> [EXERCISE AIM]:
Within the data below, determine how many lines contain "tick" and supply only that figure.

> [PROVIDED DATA]:
---*---
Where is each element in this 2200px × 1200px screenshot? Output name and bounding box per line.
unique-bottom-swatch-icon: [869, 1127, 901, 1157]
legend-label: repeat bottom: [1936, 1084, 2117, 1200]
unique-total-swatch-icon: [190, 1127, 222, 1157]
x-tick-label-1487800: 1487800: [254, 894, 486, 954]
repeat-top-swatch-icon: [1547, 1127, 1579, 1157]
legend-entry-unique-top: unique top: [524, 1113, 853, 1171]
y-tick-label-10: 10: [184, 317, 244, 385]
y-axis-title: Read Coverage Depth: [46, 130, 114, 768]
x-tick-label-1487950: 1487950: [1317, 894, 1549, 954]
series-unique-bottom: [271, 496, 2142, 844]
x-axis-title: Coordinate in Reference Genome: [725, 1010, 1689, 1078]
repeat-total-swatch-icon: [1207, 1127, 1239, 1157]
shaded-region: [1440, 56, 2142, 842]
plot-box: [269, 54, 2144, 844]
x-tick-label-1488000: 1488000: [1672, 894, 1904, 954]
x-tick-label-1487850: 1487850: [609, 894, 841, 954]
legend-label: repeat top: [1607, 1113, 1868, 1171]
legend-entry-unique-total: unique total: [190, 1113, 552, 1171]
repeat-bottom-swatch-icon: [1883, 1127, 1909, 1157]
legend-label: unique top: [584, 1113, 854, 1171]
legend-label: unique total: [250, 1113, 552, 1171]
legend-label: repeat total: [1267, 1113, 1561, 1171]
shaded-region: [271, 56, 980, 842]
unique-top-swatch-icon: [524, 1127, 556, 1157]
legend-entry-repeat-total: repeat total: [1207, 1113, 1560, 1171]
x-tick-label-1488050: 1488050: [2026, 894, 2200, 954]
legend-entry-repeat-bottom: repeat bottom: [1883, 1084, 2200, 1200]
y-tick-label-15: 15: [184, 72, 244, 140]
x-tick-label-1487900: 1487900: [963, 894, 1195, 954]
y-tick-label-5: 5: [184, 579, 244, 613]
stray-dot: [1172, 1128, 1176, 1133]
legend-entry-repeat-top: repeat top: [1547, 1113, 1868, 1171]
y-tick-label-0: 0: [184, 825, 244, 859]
---*---
> [EXERCISE RESULT]:
10